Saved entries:
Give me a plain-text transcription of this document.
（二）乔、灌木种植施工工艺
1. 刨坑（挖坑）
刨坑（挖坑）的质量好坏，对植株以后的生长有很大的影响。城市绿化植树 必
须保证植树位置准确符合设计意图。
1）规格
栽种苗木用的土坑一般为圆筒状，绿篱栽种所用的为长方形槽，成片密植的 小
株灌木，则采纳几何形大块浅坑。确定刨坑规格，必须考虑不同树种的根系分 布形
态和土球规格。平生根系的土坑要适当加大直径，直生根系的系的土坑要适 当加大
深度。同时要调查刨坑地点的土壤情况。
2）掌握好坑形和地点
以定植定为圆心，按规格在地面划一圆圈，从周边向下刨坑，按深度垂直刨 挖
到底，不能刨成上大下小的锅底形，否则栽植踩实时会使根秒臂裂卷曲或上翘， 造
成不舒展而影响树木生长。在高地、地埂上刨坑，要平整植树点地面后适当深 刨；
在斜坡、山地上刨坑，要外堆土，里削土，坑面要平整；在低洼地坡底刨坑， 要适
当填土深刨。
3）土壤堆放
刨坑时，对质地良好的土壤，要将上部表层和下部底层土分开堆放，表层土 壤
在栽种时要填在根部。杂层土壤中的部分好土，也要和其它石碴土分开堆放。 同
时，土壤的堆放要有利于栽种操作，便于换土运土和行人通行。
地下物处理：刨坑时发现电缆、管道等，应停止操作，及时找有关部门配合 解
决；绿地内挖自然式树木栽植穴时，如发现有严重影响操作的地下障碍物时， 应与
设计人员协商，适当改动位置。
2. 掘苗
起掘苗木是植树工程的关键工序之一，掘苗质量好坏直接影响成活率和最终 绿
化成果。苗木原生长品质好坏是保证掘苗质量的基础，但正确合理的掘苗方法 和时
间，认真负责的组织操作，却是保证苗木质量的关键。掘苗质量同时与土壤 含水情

Given instruction:
Reproduce each line of the material above precisely.

Answer to the exercise:
Give me a plain-text transcription of this document.
（二）乔、灌木种植施工工艺
1. 刨坑（挖坑）
刨坑（挖坑）的质量好坏，对植株以后的生长有很大的影响。城市绿化植树 必
须保证植树位置准确符合设计意图。
1）规格
栽种苗木用的土坑一般为圆筒状，绿篱栽种所用的为长方形槽，成片密植的 小
株灌木，则采纳几何形大块浅坑。确定刨坑规格，必须考虑不同树种的根系分 布形
态和土球规格。平生根系的土坑要适当加大直径，直生根系的系的土坑要适 当加大
深度。同时要调查刨坑地点的土壤情况。
2）掌握好坑形和地点
以定植定为圆心，按规格在地面划一圆圈，从周边向下刨坑，按深度垂直刨 挖
到底，不能刨成上大下小的锅底形，否则栽植踩实时会使根秒臂裂卷曲或上翘， 造
成不舒展而影响树木生长。在高地、地埂上刨坑，要平整植树点地面后适当深 刨；
在斜坡、山地上刨坑，要外堆土，里削土，坑面要平整；在低洼地坡底刨坑， 要适
当填土深刨。
3）土壤堆放
刨坑时，对质地良好的土壤，要将上部表层和下部底层土分开堆放，表层土 壤
在栽种时要填在根部。杂层土壤中的部分好土，也要和其它石碴土分开堆放。 同
时，土壤的堆放要有利于栽种操作，便于换土运土和行人通行。
地下物处理：刨坑时发现电缆、管道等，应停止操作，及时找有关部门配合 解
决；绿地内挖自然式树木栽植穴时，如发现有严重影响操作的地下障碍物时， 应与
设计人员协商，适当改动位置。
2. 掘苗
起掘苗木是植树工程的关键工序之一，掘苗质量好坏直接影响成活率和最终 绿
化成果。苗木原生长品质好坏是保证掘苗质量的基础，但正确合理的掘苗方法 和时
间，认真负责的组织操作，却是保证苗木质量的关键。掘苗质量同时与土壤 含水情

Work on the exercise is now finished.